OBJECTIVE
Return the records, each one exactly as written.

Stored dataset items
## Begin

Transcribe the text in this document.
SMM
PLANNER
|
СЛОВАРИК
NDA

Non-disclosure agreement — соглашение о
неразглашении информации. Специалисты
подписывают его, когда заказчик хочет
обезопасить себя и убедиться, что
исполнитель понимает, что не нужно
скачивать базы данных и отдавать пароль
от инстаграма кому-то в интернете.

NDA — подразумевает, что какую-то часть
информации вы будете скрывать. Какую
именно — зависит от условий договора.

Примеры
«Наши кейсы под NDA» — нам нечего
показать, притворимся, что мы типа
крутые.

## End

FULL ANSWER
Transcribe the text in this document.
SMM
PLANNER
|
СЛОВАРИК
NDA

Non-disclosure agreement — соглашение о
неразглашении информации. Специалисты
подписывают его, когда заказчик хочет
обезопасить себя и убедиться, что
исполнитель понимает, что не нужно
скачивать базы данных и отдавать пароль
от инстаграма кому-то в интернете.

NDA — подразумевает, что какую-то часть
информации вы будете скрывать. Какую
именно — зависит от условий договора.

Примеры
«Наши кейсы под NDA» — нам нечего
показать, притворимся, что мы типа
крутые.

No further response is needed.